**Task statement**:
Give back each entry unchanged, minus pictures.

** Begin Provided information **

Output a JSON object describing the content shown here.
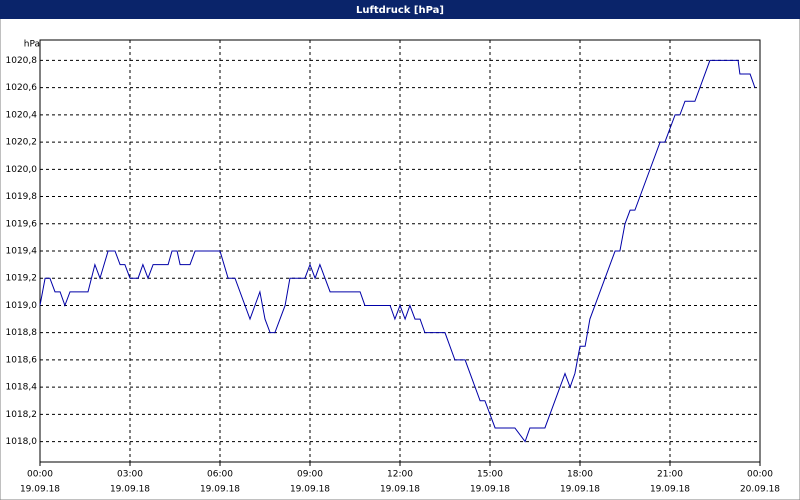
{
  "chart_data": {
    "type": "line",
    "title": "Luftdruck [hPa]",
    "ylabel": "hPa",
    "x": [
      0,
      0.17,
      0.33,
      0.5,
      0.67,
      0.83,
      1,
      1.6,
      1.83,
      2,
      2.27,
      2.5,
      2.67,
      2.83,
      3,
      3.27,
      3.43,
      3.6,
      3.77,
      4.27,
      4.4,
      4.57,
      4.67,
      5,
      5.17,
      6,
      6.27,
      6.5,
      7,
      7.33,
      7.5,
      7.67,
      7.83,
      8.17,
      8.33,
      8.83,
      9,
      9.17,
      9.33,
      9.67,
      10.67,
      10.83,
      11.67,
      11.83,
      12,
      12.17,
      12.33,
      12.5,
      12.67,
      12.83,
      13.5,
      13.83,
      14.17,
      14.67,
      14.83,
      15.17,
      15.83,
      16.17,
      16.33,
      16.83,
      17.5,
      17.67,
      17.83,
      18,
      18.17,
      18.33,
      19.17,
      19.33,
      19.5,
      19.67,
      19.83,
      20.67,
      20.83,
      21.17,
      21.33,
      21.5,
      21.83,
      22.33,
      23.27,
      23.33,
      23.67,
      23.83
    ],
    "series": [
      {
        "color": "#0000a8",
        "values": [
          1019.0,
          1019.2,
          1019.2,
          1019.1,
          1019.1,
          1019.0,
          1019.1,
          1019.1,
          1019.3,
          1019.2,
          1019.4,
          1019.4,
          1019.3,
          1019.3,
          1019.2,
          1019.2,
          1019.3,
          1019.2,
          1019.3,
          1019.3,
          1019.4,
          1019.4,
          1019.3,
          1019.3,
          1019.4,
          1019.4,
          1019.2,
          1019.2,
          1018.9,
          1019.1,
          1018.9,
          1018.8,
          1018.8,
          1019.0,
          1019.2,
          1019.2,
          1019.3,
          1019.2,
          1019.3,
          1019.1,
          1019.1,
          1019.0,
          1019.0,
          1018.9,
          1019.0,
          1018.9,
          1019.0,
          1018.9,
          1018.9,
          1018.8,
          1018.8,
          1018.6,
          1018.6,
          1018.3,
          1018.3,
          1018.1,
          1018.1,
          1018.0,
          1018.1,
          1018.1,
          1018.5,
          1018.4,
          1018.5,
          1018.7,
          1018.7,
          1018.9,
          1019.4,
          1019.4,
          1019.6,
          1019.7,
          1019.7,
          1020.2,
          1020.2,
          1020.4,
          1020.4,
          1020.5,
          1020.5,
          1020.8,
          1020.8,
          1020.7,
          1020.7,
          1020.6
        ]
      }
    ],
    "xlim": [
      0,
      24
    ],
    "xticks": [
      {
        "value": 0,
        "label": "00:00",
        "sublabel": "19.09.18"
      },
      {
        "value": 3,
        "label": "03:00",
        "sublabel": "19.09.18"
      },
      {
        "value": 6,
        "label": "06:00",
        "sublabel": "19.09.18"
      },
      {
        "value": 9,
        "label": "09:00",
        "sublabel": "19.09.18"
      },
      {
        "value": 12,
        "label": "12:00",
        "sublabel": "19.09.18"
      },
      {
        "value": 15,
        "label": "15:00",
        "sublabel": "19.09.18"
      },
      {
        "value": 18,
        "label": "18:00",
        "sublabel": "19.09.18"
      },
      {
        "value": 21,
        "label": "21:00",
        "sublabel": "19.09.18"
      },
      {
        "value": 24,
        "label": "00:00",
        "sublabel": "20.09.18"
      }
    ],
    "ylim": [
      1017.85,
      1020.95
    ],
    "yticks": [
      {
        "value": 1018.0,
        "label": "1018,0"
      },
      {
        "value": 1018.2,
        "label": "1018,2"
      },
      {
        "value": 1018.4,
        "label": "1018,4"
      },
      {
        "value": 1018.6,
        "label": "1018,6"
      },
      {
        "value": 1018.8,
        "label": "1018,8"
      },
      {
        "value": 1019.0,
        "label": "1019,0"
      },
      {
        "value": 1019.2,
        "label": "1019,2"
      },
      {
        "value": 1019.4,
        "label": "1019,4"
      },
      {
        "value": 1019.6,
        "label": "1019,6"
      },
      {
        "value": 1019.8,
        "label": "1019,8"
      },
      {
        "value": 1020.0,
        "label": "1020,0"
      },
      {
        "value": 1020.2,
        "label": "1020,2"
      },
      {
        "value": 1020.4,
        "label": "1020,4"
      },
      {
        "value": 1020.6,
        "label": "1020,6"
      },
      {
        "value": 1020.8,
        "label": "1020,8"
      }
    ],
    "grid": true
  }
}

** End Provided information **

**Result below**:
Output a JSON object describing the content shown here.
{
  "chart_data": {
    "type": "line",
    "title": "Luftdruck [hPa]",
    "ylabel": "hPa",
    "x": [
      0,
      0.17,
      0.33,
      0.5,
      0.67,
      0.83,
      1,
      1.6,
      1.83,
      2,
      2.27,
      2.5,
      2.67,
      2.83,
      3,
      3.27,
      3.43,
      3.6,
      3.77,
      4.27,
      4.4,
      4.57,
      4.67,
      5,
      5.17,
      6,
      6.27,
      6.5,
      7,
      7.33,
      7.5,
      7.67,
      7.83,
      8.17,
      8.33,
      8.83,
      9,
      9.17,
      9.33,
      9.67,
      10.67,
      10.83,
      11.67,
      11.83,
      12,
      12.17,
      12.33,
      12.5,
      12.67,
      12.83,
      13.5,
      13.83,
      14.17,
      14.67,
      14.83,
      15.17,
      15.83,
      16.17,
      16.33,
      16.83,
      17.5,
      17.67,
      17.83,
      18,
      18.17,
      18.33,
      19.17,
      19.33,
      19.5,
      19.67,
      19.83,
      20.67,
      20.83,
      21.17,
      21.33,
      21.5,
      21.83,
      22.33,
      23.27,
      23.33,
      23.67,
      23.83
    ],
    "series": [
      {
        "color": "#0000a8",
        "values": [
          1019.0,
          1019.2,
          1019.2,
          1019.1,
          1019.1,
          1019.0,
          1019.1,
          1019.1,
          1019.3,
          1019.2,
          1019.4,
          1019.4,
          1019.3,
          1019.3,
          1019.2,
          1019.2,
          1019.3,
          1019.2,
          1019.3,
          1019.3,
          1019.4,
          1019.4,
          1019.3,
          1019.3,
          1019.4,
          1019.4,
          1019.2,
          1019.2,
          1018.9,
          1019.1,
          1018.9,
          1018.8,
          1018.8,
          1019.0,
          1019.2,
          1019.2,
          1019.3,
          1019.2,
          1019.3,
          1019.1,
          1019.1,
          1019.0,
          1019.0,
          1018.9,
          1019.0,
          1018.9,
          1019.0,
          1018.9,
          1018.9,
          1018.8,
          1018.8,
          1018.6,
          1018.6,
          1018.3,
          1018.3,
          1018.1,
          1018.1,
          1018.0,
          1018.1,
          1018.1,
          1018.5,
          1018.4,
          1018.5,
          1018.7,
          1018.7,
          1018.9,
          1019.4,
          1019.4,
          1019.6,
          1019.7,
          1019.7,
          1020.2,
          1020.2,
          1020.4,
          1020.4,
          1020.5,
          1020.5,
          1020.8,
          1020.8,
          1020.7,
          1020.7,
          1020.6
        ]
      }
    ],
    "xlim": [
      0,
      24
    ],
    "xticks": [
      {
        "value": 0,
        "label": "00:00",
        "sublabel": "19.09.18"
      },
      {
        "value": 3,
        "label": "03:00",
        "sublabel": "19.09.18"
      },
      {
        "value": 6,
        "label": "06:00",
        "sublabel": "19.09.18"
      },
      {
        "value": 9,
        "label": "09:00",
        "sublabel": "19.09.18"
      },
      {
        "value": 12,
        "label": "12:00",
        "sublabel": "19.09.18"
      },
      {
        "value": 15,
        "label": "15:00",
        "sublabel": "19.09.18"
      },
      {
        "value": 18,
        "label": "18:00",
        "sublabel": "19.09.18"
      },
      {
        "value": 21,
        "label": "21:00",
        "sublabel": "19.09.18"
      },
      {
        "value": 24,
        "label": "00:00",
        "sublabel": "20.09.18"
      }
    ],
    "ylim": [
      1017.85,
      1020.95
    ],
    "yticks": [
      {
        "value": 1018.0,
        "label": "1018,0"
      },
      {
        "value": 1018.2,
        "label": "1018,2"
      },
      {
        "value": 1018.4,
        "label": "1018,4"
      },
      {
        "value": 1018.6,
        "label": "1018,6"
      },
      {
        "value": 1018.8,
        "label": "1018,8"
      },
      {
        "value": 1019.0,
        "label": "1019,0"
      },
      {
        "value": 1019.2,
        "label": "1019,2"
      },
      {
        "value": 1019.4,
        "label": "1019,4"
      },
      {
        "value": 1019.6,
        "label": "1019,6"
      },
      {
        "value": 1019.8,
        "label": "1019,8"
      },
      {
        "value": 1020.0,
        "label": "1020,0"
      },
      {
        "value": 1020.2,
        "label": "1020,2"
      },
      {
        "value": 1020.4,
        "label": "1020,4"
      },
      {
        "value": 1020.6,
        "label": "1020,6"
      },
      {
        "value": 1020.8,
        "label": "1020,8"
      }
    ],
    "grid": true
  }
}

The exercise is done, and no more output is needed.